_Problem requirements_: Every line that contains the word "America" should be copied out.

Saved entries:
=-=-=

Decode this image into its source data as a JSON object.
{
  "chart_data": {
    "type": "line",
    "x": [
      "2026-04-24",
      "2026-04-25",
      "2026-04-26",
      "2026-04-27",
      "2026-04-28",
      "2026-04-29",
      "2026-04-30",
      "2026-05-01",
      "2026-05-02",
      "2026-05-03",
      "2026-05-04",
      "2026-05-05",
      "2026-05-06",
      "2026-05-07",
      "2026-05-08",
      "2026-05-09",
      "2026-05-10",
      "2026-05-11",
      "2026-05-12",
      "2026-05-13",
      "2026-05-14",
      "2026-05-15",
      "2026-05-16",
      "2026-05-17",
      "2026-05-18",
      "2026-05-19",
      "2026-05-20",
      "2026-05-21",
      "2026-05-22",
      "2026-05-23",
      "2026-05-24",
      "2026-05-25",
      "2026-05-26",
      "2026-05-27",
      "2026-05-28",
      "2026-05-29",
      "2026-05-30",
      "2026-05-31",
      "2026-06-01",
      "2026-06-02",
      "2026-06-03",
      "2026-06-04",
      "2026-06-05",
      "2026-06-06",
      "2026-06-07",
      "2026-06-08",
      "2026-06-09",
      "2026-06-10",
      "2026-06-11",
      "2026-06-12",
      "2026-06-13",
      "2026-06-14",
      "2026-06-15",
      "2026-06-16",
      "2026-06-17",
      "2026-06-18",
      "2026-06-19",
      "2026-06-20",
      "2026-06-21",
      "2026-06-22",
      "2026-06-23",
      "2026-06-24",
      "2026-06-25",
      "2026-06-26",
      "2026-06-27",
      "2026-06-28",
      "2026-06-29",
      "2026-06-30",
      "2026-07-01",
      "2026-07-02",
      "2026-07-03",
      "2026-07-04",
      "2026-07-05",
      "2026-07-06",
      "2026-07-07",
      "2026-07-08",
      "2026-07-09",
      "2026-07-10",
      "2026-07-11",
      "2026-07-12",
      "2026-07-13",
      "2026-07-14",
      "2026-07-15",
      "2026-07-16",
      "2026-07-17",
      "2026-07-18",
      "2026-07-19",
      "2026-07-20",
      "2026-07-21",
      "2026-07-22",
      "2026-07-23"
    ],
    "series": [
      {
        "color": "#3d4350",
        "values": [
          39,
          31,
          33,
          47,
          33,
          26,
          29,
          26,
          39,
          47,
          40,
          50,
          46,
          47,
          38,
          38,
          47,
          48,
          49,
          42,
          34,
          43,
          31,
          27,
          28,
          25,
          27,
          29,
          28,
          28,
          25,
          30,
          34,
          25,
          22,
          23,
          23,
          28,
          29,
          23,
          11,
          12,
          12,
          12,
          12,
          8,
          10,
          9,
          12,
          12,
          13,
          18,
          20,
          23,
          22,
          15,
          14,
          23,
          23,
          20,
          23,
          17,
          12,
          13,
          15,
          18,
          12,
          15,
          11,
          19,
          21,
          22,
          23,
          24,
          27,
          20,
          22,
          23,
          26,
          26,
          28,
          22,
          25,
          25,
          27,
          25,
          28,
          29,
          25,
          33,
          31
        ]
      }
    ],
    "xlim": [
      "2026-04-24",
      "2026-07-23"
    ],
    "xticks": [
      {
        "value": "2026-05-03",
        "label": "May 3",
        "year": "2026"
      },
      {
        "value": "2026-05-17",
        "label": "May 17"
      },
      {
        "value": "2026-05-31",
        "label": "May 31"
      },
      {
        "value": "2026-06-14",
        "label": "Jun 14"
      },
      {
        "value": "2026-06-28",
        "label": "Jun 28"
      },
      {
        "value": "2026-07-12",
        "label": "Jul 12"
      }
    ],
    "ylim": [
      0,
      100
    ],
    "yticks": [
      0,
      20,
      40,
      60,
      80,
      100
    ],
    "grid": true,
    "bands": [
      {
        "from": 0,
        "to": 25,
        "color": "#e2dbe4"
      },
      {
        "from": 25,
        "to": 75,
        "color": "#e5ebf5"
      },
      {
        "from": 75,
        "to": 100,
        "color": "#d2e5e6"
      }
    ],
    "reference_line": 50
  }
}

=-=-=

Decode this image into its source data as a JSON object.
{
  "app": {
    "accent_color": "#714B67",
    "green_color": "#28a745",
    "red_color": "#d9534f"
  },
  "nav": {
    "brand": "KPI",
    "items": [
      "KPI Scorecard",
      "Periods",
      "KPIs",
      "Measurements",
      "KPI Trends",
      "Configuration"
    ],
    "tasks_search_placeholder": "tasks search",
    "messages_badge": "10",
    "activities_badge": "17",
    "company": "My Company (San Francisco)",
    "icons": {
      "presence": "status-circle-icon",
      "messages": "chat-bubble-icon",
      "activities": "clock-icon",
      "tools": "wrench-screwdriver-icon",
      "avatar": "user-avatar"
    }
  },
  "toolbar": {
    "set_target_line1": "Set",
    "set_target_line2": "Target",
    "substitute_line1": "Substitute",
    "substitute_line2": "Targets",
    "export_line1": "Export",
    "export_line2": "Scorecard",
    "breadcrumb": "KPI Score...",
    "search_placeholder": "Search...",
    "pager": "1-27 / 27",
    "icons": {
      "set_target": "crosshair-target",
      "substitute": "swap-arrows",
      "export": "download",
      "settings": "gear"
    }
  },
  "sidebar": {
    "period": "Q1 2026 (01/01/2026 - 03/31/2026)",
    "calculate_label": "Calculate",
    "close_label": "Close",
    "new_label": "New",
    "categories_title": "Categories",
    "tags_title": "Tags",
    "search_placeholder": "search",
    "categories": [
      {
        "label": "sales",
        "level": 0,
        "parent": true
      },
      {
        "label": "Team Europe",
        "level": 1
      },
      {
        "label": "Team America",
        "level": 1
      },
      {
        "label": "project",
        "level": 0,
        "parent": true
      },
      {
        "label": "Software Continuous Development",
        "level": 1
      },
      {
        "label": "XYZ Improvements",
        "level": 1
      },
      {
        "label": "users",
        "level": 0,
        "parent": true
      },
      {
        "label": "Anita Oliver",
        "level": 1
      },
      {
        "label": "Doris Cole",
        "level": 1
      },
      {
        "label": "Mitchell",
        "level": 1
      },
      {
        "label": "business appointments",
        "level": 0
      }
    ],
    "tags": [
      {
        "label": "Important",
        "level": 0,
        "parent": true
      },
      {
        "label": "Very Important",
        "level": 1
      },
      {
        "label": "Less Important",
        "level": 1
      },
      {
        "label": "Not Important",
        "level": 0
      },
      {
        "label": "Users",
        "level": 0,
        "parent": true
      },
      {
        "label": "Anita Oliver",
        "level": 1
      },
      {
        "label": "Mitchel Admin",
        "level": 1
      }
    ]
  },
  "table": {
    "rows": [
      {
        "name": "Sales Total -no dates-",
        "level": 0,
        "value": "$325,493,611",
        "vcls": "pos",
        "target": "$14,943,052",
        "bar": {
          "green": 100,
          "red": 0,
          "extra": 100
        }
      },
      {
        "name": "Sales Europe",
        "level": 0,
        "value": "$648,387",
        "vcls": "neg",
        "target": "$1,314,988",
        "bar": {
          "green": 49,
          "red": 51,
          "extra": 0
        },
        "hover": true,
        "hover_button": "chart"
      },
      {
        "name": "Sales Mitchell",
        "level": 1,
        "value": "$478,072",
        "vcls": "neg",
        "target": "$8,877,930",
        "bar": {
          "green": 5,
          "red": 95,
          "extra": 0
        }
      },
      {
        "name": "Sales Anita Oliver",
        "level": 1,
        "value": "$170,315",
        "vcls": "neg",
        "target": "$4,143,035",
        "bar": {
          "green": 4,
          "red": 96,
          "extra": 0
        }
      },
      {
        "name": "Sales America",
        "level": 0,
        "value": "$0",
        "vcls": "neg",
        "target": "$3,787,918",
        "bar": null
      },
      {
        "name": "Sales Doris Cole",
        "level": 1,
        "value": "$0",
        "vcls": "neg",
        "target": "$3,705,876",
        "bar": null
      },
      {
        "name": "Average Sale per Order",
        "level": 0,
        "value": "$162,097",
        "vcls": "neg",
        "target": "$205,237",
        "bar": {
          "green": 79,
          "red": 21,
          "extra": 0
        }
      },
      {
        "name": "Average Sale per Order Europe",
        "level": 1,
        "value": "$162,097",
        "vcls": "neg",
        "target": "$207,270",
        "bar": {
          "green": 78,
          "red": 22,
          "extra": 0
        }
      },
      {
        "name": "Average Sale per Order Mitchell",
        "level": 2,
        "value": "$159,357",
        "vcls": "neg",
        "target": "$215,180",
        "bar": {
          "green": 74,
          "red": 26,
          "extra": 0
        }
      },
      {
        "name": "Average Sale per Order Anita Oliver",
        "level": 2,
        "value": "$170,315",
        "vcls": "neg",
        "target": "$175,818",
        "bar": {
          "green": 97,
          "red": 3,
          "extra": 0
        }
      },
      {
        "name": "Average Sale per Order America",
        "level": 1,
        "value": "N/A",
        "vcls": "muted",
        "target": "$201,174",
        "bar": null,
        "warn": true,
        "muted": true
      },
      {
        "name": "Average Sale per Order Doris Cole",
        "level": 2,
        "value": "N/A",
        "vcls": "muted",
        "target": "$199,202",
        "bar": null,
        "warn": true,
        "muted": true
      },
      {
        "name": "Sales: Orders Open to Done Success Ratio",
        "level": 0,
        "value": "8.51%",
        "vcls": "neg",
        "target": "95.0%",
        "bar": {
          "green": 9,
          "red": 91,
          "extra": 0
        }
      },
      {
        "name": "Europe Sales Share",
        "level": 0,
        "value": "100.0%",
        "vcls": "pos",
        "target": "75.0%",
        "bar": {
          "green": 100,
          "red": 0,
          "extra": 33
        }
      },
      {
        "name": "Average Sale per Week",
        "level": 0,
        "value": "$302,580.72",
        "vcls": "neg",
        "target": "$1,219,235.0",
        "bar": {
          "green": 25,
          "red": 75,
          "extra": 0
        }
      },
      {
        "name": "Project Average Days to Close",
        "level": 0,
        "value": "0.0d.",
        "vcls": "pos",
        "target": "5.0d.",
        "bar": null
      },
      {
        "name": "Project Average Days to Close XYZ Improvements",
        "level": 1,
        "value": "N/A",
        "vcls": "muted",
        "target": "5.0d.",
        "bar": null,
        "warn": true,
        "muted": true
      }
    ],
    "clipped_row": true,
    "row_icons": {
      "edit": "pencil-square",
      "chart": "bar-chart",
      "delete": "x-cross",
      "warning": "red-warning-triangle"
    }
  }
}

=-=-=

_Completed task_:
        "label": "Team America",
        "name": "Sales America",
        "name": "Average Sale per Order America",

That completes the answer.